◆ TASK
Could you output each line of the data that follows exactly?

──────

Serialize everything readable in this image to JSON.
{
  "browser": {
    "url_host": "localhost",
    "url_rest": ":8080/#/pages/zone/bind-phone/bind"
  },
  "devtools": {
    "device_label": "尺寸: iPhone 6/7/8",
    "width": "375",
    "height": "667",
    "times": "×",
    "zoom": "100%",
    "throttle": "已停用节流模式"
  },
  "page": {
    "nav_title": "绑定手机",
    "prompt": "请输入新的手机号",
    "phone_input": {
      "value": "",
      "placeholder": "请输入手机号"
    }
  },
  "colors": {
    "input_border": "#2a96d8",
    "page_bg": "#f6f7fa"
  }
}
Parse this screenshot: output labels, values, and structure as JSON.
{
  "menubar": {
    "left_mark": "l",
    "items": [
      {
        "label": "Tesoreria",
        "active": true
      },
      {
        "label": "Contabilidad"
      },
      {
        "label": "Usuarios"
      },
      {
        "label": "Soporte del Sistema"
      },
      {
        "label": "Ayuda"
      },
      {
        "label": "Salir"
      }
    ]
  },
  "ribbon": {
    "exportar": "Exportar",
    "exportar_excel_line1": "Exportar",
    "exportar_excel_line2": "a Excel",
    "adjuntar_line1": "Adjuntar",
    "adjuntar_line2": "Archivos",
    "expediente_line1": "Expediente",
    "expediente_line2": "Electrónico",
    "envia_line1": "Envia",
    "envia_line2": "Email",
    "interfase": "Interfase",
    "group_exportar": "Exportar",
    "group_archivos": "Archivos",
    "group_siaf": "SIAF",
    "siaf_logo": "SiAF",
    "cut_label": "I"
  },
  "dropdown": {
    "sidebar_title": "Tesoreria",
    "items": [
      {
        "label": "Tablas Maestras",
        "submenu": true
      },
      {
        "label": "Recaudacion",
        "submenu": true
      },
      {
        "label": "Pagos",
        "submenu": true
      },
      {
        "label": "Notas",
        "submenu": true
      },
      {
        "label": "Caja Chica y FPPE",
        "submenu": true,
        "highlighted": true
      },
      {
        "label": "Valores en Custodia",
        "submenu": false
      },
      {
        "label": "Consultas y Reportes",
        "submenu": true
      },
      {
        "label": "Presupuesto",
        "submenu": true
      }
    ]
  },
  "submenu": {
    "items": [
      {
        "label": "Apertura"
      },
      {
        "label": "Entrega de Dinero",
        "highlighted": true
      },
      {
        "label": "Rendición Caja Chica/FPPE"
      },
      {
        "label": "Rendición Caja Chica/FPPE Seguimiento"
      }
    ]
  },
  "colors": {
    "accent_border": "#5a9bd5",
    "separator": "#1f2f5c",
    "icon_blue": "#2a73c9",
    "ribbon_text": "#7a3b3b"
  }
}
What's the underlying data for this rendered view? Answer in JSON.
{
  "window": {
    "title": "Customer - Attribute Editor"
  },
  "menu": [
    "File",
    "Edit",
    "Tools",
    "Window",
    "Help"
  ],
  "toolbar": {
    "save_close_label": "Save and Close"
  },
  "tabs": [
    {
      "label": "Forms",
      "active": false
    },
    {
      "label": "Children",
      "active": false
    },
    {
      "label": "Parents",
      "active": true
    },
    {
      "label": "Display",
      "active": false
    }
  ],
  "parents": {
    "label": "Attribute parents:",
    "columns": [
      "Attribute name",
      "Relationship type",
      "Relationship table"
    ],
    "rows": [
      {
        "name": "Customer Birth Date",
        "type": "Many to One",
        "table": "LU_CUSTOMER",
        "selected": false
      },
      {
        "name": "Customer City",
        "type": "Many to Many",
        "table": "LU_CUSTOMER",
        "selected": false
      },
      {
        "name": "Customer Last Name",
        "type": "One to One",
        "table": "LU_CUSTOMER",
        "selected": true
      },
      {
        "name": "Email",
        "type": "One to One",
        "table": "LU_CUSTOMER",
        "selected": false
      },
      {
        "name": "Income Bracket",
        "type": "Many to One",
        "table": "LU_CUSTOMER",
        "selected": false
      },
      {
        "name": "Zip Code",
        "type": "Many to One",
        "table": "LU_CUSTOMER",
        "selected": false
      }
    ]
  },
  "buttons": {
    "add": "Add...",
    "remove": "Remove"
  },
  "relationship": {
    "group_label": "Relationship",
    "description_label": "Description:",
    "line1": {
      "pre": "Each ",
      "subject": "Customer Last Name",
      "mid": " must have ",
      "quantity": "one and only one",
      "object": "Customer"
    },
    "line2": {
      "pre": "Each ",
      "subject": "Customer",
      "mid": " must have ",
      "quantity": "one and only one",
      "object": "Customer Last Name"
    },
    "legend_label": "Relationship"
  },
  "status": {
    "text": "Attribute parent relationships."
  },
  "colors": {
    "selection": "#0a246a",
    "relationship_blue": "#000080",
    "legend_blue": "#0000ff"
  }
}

──────

◆ RESULT FOR THIS EXERCISE
Serialize everything readable in this image to JSON.
{
  "browser": {
    "url_host": "localhost",
    "url_rest": ":8080/#/pages/zone/bind-phone/bind"
  },
  "devtools": {
    "device_label": "尺寸: iPhone 6/7/8",
    "width": "375",
    "height": "667",
    "times": "×",
    "zoom": "100%",
    "throttle": "已停用节流模式"
  },
  "page": {
    "nav_title": "绑定手机",
    "prompt": "请输入新的手机号",
    "phone_input": {
      "value": "",
      "placeholder": "请输入手机号"
    }
  },
  "colors": {
    "input_border": "#2a96d8",
    "page_bg": "#f6f7fa"
  }
}
Parse this screenshot: output labels, values, and structure as JSON.
{
  "menubar": {
    "left_mark": "l",
    "items": [
      {
        "label": "Tesoreria",
        "active": true
      },
      {
        "label": "Contabilidad"
      },
      {
        "label": "Usuarios"
      },
      {
        "label": "Soporte del Sistema"
      },
      {
        "label": "Ayuda"
      },
      {
        "label": "Salir"
      }
    ]
  },
  "ribbon": {
    "exportar": "Exportar",
    "exportar_excel_line1": "Exportar",
    "exportar_excel_line2": "a Excel",
    "adjuntar_line1": "Adjuntar",
    "adjuntar_line2": "Archivos",
    "expediente_line1": "Expediente",
    "expediente_line2": "Electrónico",
    "envia_line1": "Envia",
    "envia_line2": "Email",
    "interfase": "Interfase",
    "group_exportar": "Exportar",
    "group_archivos": "Archivos",
    "group_siaf": "SIAF",
    "siaf_logo": "SiAF",
    "cut_label": "I"
  },
  "dropdown": {
    "sidebar_title": "Tesoreria",
    "items": [
      {
        "label": "Tablas Maestras",
        "submenu": true
      },
      {
        "label": "Recaudacion",
        "submenu": true
      },
      {
        "label": "Pagos",
        "submenu": true
      },
      {
        "label": "Notas",
        "submenu": true
      },
      {
        "label": "Caja Chica y FPPE",
        "submenu": true,
        "highlighted": true
      },
      {
        "label": "Valores en Custodia",
        "submenu": false
      },
      {
        "label": "Consultas y Reportes",
        "submenu": true
      },
      {
        "label": "Presupuesto",
        "submenu": true
      }
    ]
  },
  "submenu": {
    "items": [
      {
        "label": "Apertura"
      },
      {
        "label": "Entrega de Dinero",
        "highlighted": true
      },
      {
        "label": "Rendición Caja Chica/FPPE"
      },
      {
        "label": "Rendición Caja Chica/FPPE Seguimiento"
      }
    ]
  },
  "colors": {
    "accent_border": "#5a9bd5",
    "separator": "#1f2f5c",
    "icon_blue": "#2a73c9",
    "ribbon_text": "#7a3b3b"
  }
}
What's the underlying data for this rendered view? Answer in JSON.
{
  "window": {
    "title": "Customer - Attribute Editor"
  },
  "menu": [
    "File",
    "Edit",
    "Tools",
    "Window",
    "Help"
  ],
  "toolbar": {
    "save_close_label": "Save and Close"
  },
  "tabs": [
    {
      "label": "Forms",
      "active": false
    },
    {
      "label": "Children",
      "active": false
    },
    {
      "label": "Parents",
      "active": true
    },
    {
      "label": "Display",
      "active": false
    }
  ],
  "parents": {
    "label": "Attribute parents:",
    "columns": [
      "Attribute name",
      "Relationship type",
      "Relationship table"
    ],
    "rows": [
      {
        "name": "Customer Birth Date",
        "type": "Many to One",
        "table": "LU_CUSTOMER",
        "selected": false
      },
      {
        "name": "Customer City",
        "type": "Many to Many",
        "table": "LU_CUSTOMER",
        "selected": false
      },
      {
        "name": "Customer Last Name",
        "type": "One to One",
        "table": "LU_CUSTOMER",
        "selected": true
      },
      {
        "name": "Email",
        "type": "One to One",
        "table": "LU_CUSTOMER",
        "selected": false
      },
      {
        "name": "Income Bracket",
        "type": "Many to One",
        "table": "LU_CUSTOMER",
        "selected": false
      },
      {
        "name": "Zip Code",
        "type": "Many to One",
        "table": "LU_CUSTOMER",
        "selected": false
      }
    ]
  },
  "buttons": {
    "add": "Add...",
    "remove": "Remove"
  },
  "relationship": {
    "group_label": "Relationship",
    "description_label": "Description:",
    "line1": {
      "pre": "Each ",
      "subject": "Customer Last Name",
      "mid": " must have ",
      "quantity": "one and only one",
      "object": "Customer"
    },
    "line2": {
      "pre": "Each ",
      "subject": "Customer",
      "mid": " must have ",
      "quantity": "one and only one",
      "object": "Customer Last Name"
    },
    "legend_label": "Relationship"
  },
  "status": {
    "text": "Attribute parent relationships."
  },
  "colors": {
    "selection": "#0a246a",
    "relationship_blue": "#000080",
    "legend_blue": "#0000ff"
  }
}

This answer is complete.